- **EXERCISE PROMPT**:
Repeat the lines starting at the one containing "Localize each UI" and ending at the one containing "407, 525, 427]", both included.
** Begin **
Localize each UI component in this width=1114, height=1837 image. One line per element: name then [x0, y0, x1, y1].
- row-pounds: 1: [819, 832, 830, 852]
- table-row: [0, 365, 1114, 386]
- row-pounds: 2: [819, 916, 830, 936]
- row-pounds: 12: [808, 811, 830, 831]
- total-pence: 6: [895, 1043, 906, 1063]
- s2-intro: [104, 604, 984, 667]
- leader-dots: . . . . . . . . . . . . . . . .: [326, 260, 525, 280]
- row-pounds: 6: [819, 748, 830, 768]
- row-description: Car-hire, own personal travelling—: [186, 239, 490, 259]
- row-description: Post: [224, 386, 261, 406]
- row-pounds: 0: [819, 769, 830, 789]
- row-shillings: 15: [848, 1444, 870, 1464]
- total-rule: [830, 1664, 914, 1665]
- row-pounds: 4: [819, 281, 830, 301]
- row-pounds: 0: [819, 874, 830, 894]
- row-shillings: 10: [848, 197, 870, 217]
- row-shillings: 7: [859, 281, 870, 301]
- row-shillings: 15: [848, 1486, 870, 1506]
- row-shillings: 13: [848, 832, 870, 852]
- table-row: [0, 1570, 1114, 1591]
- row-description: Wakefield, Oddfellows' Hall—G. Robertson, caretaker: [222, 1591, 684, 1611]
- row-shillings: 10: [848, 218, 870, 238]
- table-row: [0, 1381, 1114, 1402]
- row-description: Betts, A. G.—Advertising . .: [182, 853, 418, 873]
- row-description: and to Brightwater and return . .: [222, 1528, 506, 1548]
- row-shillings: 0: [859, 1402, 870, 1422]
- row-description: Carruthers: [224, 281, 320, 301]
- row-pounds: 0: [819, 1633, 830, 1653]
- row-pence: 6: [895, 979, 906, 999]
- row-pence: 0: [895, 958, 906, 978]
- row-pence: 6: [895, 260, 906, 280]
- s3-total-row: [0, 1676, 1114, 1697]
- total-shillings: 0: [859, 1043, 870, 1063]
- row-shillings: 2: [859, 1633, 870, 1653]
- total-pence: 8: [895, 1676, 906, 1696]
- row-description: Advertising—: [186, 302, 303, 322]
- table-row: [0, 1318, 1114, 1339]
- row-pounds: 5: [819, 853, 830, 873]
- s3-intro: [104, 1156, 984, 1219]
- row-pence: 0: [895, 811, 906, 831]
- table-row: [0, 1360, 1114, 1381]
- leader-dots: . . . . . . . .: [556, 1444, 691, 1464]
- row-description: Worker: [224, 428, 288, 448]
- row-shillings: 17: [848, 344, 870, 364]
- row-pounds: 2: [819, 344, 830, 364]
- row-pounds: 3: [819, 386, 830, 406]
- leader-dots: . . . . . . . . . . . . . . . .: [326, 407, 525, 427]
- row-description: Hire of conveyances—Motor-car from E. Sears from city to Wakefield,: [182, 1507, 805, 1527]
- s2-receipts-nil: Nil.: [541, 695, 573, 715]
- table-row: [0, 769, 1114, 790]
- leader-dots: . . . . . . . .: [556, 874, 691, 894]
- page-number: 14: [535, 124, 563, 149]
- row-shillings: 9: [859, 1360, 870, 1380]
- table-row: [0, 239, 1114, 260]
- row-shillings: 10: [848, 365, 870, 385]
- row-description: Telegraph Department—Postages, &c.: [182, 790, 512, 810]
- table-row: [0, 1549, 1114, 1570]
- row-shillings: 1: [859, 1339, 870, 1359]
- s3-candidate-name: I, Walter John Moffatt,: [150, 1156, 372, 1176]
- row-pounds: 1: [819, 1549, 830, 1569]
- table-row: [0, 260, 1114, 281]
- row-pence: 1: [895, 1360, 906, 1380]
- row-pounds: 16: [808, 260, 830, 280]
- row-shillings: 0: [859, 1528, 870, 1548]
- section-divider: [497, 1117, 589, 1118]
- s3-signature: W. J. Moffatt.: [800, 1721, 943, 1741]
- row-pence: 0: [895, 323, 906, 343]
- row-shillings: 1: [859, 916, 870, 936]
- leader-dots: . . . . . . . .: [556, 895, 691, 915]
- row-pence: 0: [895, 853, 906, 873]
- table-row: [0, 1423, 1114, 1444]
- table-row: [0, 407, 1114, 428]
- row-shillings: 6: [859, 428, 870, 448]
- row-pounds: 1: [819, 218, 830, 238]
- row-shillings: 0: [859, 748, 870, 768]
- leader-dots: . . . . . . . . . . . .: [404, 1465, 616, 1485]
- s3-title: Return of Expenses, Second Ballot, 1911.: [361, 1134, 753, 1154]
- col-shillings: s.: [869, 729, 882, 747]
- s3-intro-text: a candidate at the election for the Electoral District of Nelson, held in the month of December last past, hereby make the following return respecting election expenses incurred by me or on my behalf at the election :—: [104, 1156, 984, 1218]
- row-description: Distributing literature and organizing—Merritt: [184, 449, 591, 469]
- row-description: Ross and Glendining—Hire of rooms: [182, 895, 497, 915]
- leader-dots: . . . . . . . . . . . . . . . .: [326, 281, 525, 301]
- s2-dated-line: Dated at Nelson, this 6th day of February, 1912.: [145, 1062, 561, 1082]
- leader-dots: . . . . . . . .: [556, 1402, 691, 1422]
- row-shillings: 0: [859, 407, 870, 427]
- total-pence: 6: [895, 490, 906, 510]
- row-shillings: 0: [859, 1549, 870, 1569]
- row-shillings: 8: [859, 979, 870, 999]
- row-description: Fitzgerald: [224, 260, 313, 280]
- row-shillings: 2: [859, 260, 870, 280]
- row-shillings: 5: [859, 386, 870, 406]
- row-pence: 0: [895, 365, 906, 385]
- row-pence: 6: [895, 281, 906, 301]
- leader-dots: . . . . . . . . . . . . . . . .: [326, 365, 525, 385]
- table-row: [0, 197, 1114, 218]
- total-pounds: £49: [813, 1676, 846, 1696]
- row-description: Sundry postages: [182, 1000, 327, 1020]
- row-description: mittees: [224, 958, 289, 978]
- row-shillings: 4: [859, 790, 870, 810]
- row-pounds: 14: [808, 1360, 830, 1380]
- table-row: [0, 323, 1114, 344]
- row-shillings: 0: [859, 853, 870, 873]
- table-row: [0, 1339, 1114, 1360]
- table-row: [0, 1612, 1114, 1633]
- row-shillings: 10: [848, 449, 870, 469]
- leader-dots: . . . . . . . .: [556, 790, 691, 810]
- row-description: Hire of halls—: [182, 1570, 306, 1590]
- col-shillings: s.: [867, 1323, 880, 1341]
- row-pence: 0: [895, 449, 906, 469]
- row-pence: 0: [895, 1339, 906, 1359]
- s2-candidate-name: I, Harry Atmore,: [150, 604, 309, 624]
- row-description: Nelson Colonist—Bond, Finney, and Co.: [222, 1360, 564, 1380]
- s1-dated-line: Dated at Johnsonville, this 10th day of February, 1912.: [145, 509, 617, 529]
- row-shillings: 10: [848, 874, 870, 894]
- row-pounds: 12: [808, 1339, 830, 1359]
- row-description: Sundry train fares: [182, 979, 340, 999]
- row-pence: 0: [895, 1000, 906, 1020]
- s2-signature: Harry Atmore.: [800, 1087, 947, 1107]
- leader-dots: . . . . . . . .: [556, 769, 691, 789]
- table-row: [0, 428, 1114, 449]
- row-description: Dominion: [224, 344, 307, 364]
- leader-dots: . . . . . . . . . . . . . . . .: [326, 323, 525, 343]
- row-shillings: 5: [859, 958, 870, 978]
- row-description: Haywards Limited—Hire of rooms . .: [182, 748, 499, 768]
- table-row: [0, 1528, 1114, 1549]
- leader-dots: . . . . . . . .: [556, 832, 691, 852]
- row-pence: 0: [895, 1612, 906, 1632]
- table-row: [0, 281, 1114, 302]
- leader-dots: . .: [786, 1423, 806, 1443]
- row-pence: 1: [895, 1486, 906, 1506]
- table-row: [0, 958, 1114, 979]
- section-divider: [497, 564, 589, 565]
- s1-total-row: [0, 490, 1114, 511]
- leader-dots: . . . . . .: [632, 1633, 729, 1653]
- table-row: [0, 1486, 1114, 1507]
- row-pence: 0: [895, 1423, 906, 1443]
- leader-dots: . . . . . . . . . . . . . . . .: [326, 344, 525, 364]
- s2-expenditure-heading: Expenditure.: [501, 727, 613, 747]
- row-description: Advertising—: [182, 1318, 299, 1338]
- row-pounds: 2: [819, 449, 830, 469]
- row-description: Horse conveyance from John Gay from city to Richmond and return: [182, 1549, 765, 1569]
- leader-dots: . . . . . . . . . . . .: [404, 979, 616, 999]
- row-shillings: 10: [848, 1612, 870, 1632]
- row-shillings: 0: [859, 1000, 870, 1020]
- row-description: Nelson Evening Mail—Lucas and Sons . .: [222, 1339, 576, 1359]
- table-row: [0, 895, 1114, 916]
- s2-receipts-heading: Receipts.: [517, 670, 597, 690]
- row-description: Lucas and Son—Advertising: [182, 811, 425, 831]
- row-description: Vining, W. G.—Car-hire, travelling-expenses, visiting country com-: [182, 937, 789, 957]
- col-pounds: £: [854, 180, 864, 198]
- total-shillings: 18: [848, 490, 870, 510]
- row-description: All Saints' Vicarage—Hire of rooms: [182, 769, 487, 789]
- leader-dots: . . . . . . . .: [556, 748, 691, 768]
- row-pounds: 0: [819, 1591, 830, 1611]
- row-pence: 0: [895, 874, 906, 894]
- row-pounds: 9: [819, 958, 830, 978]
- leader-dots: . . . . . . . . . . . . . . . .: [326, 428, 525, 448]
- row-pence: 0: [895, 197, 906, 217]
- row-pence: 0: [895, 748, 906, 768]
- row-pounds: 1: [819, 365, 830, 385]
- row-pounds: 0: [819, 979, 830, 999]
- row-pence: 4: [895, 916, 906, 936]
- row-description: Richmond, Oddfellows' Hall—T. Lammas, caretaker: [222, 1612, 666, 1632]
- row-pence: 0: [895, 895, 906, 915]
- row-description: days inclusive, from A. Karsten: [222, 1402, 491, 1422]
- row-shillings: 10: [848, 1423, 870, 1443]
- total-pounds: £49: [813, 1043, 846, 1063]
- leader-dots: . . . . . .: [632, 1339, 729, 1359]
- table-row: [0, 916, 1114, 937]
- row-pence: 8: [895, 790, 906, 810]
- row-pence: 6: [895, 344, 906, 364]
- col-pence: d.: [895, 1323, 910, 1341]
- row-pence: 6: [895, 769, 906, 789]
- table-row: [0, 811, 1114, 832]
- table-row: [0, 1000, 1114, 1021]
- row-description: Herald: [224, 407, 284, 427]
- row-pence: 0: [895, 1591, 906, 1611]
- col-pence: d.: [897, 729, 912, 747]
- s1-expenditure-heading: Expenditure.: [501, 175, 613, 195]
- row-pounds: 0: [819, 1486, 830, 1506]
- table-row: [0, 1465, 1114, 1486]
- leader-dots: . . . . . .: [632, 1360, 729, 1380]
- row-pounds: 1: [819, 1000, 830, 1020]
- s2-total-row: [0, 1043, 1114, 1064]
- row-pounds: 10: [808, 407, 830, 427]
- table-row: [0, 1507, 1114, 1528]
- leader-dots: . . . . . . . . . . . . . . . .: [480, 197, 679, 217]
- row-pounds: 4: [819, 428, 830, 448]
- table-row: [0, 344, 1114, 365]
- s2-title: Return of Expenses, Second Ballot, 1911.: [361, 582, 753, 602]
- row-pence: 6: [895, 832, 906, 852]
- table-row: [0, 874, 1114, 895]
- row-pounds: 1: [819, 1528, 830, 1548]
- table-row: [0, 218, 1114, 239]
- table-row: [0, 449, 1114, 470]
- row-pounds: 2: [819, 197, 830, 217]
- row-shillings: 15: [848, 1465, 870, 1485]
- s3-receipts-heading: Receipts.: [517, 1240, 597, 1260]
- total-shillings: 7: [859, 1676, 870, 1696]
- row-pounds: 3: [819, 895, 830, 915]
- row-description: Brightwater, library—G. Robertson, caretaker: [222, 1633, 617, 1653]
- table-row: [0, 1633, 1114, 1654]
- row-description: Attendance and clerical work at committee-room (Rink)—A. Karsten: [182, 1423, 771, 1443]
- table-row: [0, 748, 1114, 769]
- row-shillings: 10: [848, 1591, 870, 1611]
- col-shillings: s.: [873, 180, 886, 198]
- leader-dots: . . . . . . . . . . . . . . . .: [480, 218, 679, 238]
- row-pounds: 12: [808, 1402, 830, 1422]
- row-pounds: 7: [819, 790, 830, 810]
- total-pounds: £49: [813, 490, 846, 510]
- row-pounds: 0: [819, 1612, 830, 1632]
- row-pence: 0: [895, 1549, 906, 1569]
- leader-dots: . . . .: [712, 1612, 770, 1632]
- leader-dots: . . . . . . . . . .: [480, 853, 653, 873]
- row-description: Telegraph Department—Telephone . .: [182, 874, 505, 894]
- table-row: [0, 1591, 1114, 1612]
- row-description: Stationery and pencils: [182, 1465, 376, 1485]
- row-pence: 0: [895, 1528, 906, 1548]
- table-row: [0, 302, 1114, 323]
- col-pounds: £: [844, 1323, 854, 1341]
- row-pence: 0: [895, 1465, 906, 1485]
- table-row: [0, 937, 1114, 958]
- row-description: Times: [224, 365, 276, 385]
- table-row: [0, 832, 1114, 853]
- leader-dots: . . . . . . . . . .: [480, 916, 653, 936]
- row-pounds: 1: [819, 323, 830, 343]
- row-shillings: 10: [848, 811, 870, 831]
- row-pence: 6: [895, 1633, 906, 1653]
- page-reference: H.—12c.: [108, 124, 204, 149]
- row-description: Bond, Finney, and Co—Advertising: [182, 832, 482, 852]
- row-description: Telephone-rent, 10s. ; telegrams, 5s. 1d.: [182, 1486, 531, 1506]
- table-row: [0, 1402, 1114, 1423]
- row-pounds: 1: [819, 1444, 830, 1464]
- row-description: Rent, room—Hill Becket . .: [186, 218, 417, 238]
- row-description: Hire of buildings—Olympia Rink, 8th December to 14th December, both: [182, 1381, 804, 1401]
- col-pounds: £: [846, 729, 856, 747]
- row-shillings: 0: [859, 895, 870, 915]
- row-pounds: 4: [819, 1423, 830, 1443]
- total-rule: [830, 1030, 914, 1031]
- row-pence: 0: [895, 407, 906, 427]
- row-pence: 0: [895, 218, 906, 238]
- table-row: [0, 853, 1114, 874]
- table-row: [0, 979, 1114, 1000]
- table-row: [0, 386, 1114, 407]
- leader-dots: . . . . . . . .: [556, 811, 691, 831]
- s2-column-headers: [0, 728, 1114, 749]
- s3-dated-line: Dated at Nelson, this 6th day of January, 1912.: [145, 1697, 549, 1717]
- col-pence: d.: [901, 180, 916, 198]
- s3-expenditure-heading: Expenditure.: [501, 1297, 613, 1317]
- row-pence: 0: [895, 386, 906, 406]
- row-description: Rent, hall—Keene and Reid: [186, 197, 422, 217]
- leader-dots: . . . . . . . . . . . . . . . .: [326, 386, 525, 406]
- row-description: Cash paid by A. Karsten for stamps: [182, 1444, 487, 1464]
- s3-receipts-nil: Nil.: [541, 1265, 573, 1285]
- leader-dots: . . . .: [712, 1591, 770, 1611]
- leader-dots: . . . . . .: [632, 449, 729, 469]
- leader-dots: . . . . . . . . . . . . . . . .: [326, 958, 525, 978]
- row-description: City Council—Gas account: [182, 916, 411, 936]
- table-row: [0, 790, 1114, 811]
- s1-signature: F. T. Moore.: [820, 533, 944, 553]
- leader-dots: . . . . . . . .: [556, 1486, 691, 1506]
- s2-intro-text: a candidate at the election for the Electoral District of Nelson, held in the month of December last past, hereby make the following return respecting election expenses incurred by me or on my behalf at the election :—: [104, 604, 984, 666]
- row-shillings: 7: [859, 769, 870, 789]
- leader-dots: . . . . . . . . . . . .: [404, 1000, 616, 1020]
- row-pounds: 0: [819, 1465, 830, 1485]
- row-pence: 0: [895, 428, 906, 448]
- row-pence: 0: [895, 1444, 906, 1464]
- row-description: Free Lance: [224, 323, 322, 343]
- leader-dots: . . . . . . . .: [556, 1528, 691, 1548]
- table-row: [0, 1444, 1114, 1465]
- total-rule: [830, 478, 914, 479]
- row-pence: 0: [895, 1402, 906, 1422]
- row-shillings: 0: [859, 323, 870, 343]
** End **
** Begin **
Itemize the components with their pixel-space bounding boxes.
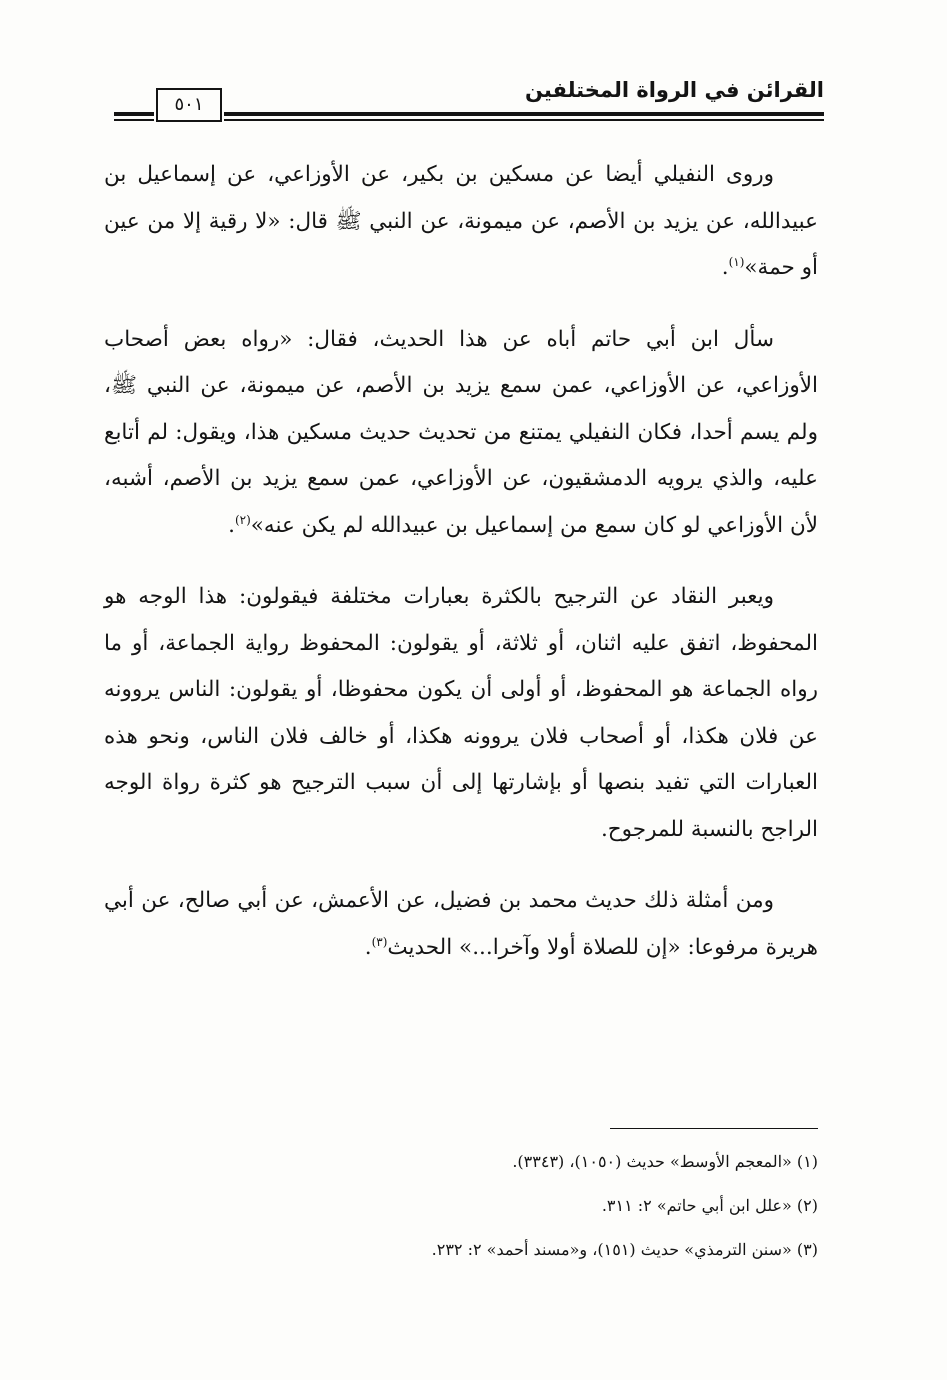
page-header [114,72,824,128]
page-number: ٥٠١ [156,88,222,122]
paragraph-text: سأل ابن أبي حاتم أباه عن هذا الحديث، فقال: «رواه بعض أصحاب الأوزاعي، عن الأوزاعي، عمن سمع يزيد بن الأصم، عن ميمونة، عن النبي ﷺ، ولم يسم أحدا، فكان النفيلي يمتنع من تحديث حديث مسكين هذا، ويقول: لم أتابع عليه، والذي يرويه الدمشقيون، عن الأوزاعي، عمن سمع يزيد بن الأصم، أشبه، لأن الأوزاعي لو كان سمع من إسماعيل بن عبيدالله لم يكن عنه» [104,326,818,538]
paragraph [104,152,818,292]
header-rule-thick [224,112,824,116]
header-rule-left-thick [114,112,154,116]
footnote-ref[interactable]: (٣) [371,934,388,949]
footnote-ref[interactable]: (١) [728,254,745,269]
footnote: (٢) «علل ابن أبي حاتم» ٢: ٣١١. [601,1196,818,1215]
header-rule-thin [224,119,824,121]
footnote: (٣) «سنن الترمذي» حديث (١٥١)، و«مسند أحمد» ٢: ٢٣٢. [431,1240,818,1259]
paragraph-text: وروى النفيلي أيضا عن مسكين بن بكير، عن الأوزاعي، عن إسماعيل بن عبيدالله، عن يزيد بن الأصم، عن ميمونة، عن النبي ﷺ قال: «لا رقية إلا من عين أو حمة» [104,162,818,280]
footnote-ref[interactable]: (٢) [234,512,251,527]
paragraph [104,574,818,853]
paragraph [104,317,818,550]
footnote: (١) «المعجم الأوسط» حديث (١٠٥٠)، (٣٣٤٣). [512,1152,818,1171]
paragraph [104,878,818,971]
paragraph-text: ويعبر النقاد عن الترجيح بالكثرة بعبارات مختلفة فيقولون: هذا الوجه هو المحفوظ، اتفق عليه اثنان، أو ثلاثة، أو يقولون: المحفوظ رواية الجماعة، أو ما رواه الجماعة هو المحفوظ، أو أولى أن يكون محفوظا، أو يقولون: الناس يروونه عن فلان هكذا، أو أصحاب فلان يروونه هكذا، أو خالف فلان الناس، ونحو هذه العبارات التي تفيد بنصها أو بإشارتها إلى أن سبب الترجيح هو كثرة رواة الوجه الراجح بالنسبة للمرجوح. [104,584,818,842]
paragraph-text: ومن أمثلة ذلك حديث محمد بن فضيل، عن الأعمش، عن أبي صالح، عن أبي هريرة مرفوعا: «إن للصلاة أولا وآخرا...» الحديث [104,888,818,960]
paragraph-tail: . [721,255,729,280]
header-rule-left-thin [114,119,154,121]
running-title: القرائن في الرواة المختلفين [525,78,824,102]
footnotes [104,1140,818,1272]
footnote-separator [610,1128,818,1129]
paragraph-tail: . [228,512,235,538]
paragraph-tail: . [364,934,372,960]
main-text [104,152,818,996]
** End **
- **PROBLEM SOLUTION**:
Localize each UI component in this width=1114, height=1837 image. One line per element: name then [x0, y0, x1, y1].
- row-pounds: 1: [819, 832, 830, 852]
- table-row: [0, 365, 1114, 386]
- row-pounds: 2: [819, 916, 830, 936]
- row-pounds: 12: [808, 811, 830, 831]
- total-pence: 6: [895, 1043, 906, 1063]
- s2-intro: [104, 604, 984, 667]
- leader-dots: . . . . . . . . . . . . . . . .: [326, 260, 525, 280]
- row-pounds: 6: [819, 748, 830, 768]
- row-description: Car-hire, own personal travelling—: [186, 239, 490, 259]
- row-description: Post: [224, 386, 261, 406]
- row-pounds: 0: [819, 769, 830, 789]
- row-shillings: 15: [848, 1444, 870, 1464]
- total-rule: [830, 1664, 914, 1665]
- row-pounds: 4: [819, 281, 830, 301]
- row-pounds: 0: [819, 874, 830, 894]
- row-shillings: 10: [848, 197, 870, 217]
- row-shillings: 7: [859, 281, 870, 301]
- row-shillings: 15: [848, 1486, 870, 1506]
- row-shillings: 13: [848, 832, 870, 852]
- table-row: [0, 1570, 1114, 1591]
- row-description: Wakefield, Oddfellows' Hall—G. Robertson, caretaker: [222, 1591, 684, 1611]
- row-shillings: 10: [848, 218, 870, 238]
- table-row: [0, 1381, 1114, 1402]
- row-description: Betts, A. G.—Advertising . .: [182, 853, 418, 873]
- row-description: and to Brightwater and return . .: [222, 1528, 506, 1548]
- row-shillings: 0: [859, 1402, 870, 1422]
- row-description: Carruthers: [224, 281, 320, 301]
- row-pounds: 0: [819, 1633, 830, 1653]
- row-pence: 6: [895, 979, 906, 999]
- row-pence: 0: [895, 958, 906, 978]
- row-pence: 6: [895, 260, 906, 280]
- s3-total-row: [0, 1676, 1114, 1697]
- total-shillings: 0: [859, 1043, 870, 1063]
- row-shillings: 2: [859, 1633, 870, 1653]
- total-pence: 8: [895, 1676, 906, 1696]
- row-description: Advertising—: [186, 302, 303, 322]
- table-row: [0, 1318, 1114, 1339]
- row-pounds: 5: [819, 853, 830, 873]
- s3-intro: [104, 1156, 984, 1219]
- row-pence: 0: [895, 811, 906, 831]
- table-row: [0, 1360, 1114, 1381]
- leader-dots: . . . . . . . .: [556, 1444, 691, 1464]
- row-description: Worker: [224, 428, 288, 448]
- row-shillings: 17: [848, 344, 870, 364]
- row-pounds: 2: [819, 344, 830, 364]
- row-pounds: 3: [819, 386, 830, 406]
- leader-dots: . . . . . . . . . . . . . . . .: [326, 407, 525, 427]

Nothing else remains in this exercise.